:: PROBLEM REQUIREMENTS ::
From the entries provided below, copy each line that contains the word "beverage".

:: PROVIDED DATA ::
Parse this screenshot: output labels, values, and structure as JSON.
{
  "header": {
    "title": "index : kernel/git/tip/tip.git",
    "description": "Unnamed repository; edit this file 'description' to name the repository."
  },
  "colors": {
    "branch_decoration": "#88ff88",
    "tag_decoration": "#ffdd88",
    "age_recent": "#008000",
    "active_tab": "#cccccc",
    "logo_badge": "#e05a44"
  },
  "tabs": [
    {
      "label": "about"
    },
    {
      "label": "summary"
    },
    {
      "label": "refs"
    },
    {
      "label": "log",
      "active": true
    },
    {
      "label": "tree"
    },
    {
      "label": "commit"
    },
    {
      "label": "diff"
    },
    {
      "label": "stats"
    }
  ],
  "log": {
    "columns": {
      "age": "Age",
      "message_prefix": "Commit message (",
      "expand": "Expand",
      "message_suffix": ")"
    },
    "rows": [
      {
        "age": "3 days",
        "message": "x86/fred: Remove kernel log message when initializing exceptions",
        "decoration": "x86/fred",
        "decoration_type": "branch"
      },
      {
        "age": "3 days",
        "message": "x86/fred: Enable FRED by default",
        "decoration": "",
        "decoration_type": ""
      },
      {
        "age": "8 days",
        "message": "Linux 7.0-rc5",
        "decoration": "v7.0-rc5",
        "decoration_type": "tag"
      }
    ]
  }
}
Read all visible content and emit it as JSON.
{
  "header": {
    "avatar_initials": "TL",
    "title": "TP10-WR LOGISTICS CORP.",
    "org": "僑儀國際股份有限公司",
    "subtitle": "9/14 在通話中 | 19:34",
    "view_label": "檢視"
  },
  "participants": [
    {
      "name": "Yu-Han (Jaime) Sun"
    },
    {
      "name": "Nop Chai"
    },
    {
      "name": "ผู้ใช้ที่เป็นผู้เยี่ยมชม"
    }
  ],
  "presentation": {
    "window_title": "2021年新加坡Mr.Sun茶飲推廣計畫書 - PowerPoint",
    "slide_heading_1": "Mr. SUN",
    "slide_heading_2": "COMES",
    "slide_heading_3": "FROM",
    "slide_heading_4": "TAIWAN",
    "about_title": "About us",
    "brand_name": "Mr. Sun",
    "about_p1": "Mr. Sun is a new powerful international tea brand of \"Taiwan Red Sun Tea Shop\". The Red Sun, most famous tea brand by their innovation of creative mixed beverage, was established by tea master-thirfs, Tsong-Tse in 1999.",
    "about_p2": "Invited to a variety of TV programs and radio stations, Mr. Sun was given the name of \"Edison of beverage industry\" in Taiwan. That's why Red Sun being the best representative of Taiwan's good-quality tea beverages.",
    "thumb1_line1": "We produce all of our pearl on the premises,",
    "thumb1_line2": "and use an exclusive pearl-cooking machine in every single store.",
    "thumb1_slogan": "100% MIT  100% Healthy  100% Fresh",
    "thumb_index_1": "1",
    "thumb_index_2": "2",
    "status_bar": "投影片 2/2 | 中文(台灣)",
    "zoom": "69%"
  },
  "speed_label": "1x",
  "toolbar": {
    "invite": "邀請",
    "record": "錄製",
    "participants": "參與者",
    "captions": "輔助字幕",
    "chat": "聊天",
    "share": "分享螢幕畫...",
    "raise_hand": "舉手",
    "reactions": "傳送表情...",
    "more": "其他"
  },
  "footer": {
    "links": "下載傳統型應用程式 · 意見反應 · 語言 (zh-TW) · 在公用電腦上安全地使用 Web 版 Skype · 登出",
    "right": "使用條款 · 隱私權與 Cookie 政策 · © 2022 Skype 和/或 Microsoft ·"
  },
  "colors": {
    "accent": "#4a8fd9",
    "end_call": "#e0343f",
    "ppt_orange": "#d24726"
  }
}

:: ANSWER TO THIS EXERCISE ::
    "about_p1": "Mr. Sun is a new powerful international tea brand of \"Taiwan Red Sun Tea Shop\". The Red Sun, most famous tea brand by their innovation of creative mixed beverage, was established by tea master-thirfs, Tsong-Tse in 1999.",
    "about_p2": "Invited to a variety of TV programs and radio stations, Mr. Sun was given the name of \"Edison of beverage industry\" in Taiwan. That's why Red Sun being the best representative of Taiwan's good-quality tea beverages.",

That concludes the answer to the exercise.